Data extract ▸

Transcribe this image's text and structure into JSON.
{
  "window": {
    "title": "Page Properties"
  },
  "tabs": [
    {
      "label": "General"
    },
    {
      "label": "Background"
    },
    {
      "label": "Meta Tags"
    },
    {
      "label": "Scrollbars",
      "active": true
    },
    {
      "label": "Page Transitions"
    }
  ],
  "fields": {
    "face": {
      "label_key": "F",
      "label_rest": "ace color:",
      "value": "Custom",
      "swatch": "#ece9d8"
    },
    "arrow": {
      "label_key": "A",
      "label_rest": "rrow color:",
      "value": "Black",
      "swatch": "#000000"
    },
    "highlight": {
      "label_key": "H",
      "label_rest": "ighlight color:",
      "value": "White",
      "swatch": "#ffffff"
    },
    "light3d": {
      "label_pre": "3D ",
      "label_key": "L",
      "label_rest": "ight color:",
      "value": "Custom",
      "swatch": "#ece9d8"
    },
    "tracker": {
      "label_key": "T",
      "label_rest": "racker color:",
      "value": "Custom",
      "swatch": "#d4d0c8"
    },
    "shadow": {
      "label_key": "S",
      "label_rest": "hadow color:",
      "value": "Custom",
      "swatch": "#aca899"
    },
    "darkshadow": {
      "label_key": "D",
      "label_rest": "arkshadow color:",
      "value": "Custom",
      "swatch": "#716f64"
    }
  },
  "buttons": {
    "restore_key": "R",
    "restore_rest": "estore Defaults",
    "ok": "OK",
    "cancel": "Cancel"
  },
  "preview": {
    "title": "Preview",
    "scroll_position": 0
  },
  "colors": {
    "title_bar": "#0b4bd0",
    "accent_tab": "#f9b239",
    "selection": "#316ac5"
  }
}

Task brief ▸ Copy each entry exactly, with nothing added or dropped.

Reply to the exercise ▸
Transcribe this image's text and structure into JSON.
{
  "window": {
    "title": "Page Properties"
  },
  "tabs": [
    {
      "label": "General"
    },
    {
      "label": "Background"
    },
    {
      "label": "Meta Tags"
    },
    {
      "label": "Scrollbars",
      "active": true
    },
    {
      "label": "Page Transitions"
    }
  ],
  "fields": {
    "face": {
      "label_key": "F",
      "label_rest": "ace color:",
      "value": "Custom",
      "swatch": "#ece9d8"
    },
    "arrow": {
      "label_key": "A",
      "label_rest": "rrow color:",
      "value": "Black",
      "swatch": "#000000"
    },
    "highlight": {
      "label_key": "H",
      "label_rest": "ighlight color:",
      "value": "White",
      "swatch": "#ffffff"
    },
    "light3d": {
      "label_pre": "3D ",
      "label_key": "L",
      "label_rest": "ight color:",
      "value": "Custom",
      "swatch": "#ece9d8"
    },
    "tracker": {
      "label_key": "T",
      "label_rest": "racker color:",
      "value": "Custom",
      "swatch": "#d4d0c8"
    },
    "shadow": {
      "label_key": "S",
      "label_rest": "hadow color:",
      "value": "Custom",
      "swatch": "#aca899"
    },
    "darkshadow": {
      "label_key": "D",
      "label_rest": "arkshadow color:",
      "value": "Custom",
      "swatch": "#716f64"
    }
  },
  "buttons": {
    "restore_key": "R",
    "restore_rest": "estore Defaults",
    "ok": "OK",
    "cancel": "Cancel"
  },
  "preview": {
    "title": "Preview",
    "scroll_position": 0
  },
  "colors": {
    "title_bar": "#0b4bd0",
    "accent_tab": "#f9b239",
    "selection": "#316ac5"
  }
}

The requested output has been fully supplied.